WRITTEN TASK =>
Copy each line of the data below exactly, leaving out pictures.
— begin —
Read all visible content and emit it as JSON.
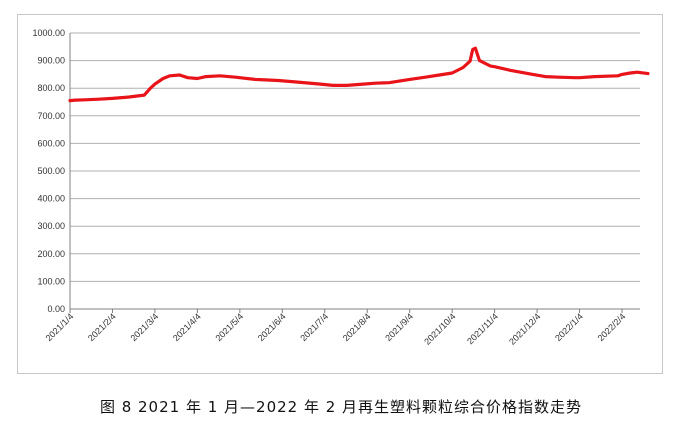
{
  "caption": "图 8  2021 年 1 月—2022 年 2 月再生塑料颗粒综合价格指数走势",
  "chart_data": {
    "type": "line",
    "title": "",
    "xlabel": "",
    "ylabel": "",
    "ylim": [
      0,
      1000
    ],
    "y_ticks": [
      "0.00",
      "100.00",
      "200.00",
      "300.00",
      "400.00",
      "500.00",
      "600.00",
      "700.00",
      "800.00",
      "900.00",
      "1000.00"
    ],
    "x_ticks": [
      "2021/1/4",
      "2021/2/4",
      "2021/3/4",
      "2021/4/4",
      "2021/5/4",
      "2021/6/4",
      "2021/7/4",
      "2021/8/4",
      "2021/9/4",
      "2021/10/4",
      "2021/11/4",
      "2021/12/4",
      "2022/1/4",
      "2022/2/4"
    ],
    "grid": true,
    "series_color": "#e8141a",
    "series": [
      {
        "name": "",
        "x": [
          "2021/1/4",
          "2021/1/8",
          "2021/1/15",
          "2021/1/25",
          "2021/2/4",
          "2021/2/15",
          "2021/2/25",
          "2021/3/1",
          "2021/3/4",
          "2021/3/10",
          "2021/3/15",
          "2021/3/22",
          "2021/3/28",
          "2021/4/4",
          "2021/4/10",
          "2021/4/20",
          "2021/5/1",
          "2021/5/4",
          "2021/5/15",
          "2021/6/1",
          "2021/6/15",
          "2021/7/1",
          "2021/7/10",
          "2021/7/20",
          "2021/8/1",
          "2021/8/10",
          "2021/8/20",
          "2021/9/4",
          "2021/9/15",
          "2021/9/25",
          "2021/10/4",
          "2021/10/12",
          "2021/10/17",
          "2021/10/19",
          "2021/10/21",
          "2021/10/24",
          "2021/11/1",
          "2021/11/4",
          "2021/11/15",
          "2021/12/1",
          "2021/12/10",
          "2021/12/20",
          "2022/1/1",
          "2022/1/4",
          "2022/1/15",
          "2022/2/1",
          "2022/2/4",
          "2022/2/10",
          "2022/2/15",
          "2022/2/23"
        ],
        "values": [
          755,
          757,
          758,
          760,
          763,
          768,
          775,
          800,
          815,
          835,
          845,
          848,
          838,
          835,
          842,
          845,
          840,
          838,
          832,
          828,
          822,
          815,
          810,
          810,
          815,
          818,
          820,
          832,
          840,
          848,
          855,
          875,
          898,
          940,
          945,
          900,
          880,
          878,
          865,
          850,
          842,
          840,
          838,
          838,
          842,
          845,
          850,
          855,
          858,
          853
        ]
      }
    ]
  }
}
— end —
WORKED ANSWER =>
Read all visible content and emit it as JSON.
{
  "caption": "图 8  2021 年 1 月—2022 年 2 月再生塑料颗粒综合价格指数走势",
  "chart_data": {
    "type": "line",
    "title": "",
    "xlabel": "",
    "ylabel": "",
    "ylim": [
      0,
      1000
    ],
    "y_ticks": [
      "0.00",
      "100.00",
      "200.00",
      "300.00",
      "400.00",
      "500.00",
      "600.00",
      "700.00",
      "800.00",
      "900.00",
      "1000.00"
    ],
    "x_ticks": [
      "2021/1/4",
      "2021/2/4",
      "2021/3/4",
      "2021/4/4",
      "2021/5/4",
      "2021/6/4",
      "2021/7/4",
      "2021/8/4",
      "2021/9/4",
      "2021/10/4",
      "2021/11/4",
      "2021/12/4",
      "2022/1/4",
      "2022/2/4"
    ],
    "grid": true,
    "series_color": "#e8141a",
    "series": [
      {
        "name": "",
        "x": [
          "2021/1/4",
          "2021/1/8",
          "2021/1/15",
          "2021/1/25",
          "2021/2/4",
          "2021/2/15",
          "2021/2/25",
          "2021/3/1",
          "2021/3/4",
          "2021/3/10",
          "2021/3/15",
          "2021/3/22",
          "2021/3/28",
          "2021/4/4",
          "2021/4/10",
          "2021/4/20",
          "2021/5/1",
          "2021/5/4",
          "2021/5/15",
          "2021/6/1",
          "2021/6/15",
          "2021/7/1",
          "2021/7/10",
          "2021/7/20",
          "2021/8/1",
          "2021/8/10",
          "2021/8/20",
          "2021/9/4",
          "2021/9/15",
          "2021/9/25",
          "2021/10/4",
          "2021/10/12",
          "2021/10/17",
          "2021/10/19",
          "2021/10/21",
          "2021/10/24",
          "2021/11/1",
          "2021/11/4",
          "2021/11/15",
          "2021/12/1",
          "2021/12/10",
          "2021/12/20",
          "2022/1/1",
          "2022/1/4",
          "2022/1/15",
          "2022/2/1",
          "2022/2/4",
          "2022/2/10",
          "2022/2/15",
          "2022/2/23"
        ],
        "values": [
          755,
          757,
          758,
          760,
          763,
          768,
          775,
          800,
          815,
          835,
          845,
          848,
          838,
          835,
          842,
          845,
          840,
          838,
          832,
          828,
          822,
          815,
          810,
          810,
          815,
          818,
          820,
          832,
          840,
          848,
          855,
          875,
          898,
          940,
          945,
          900,
          880,
          878,
          865,
          850,
          842,
          840,
          838,
          838,
          842,
          845,
          850,
          855,
          858,
          853
        ]
      }
    ]
  }
}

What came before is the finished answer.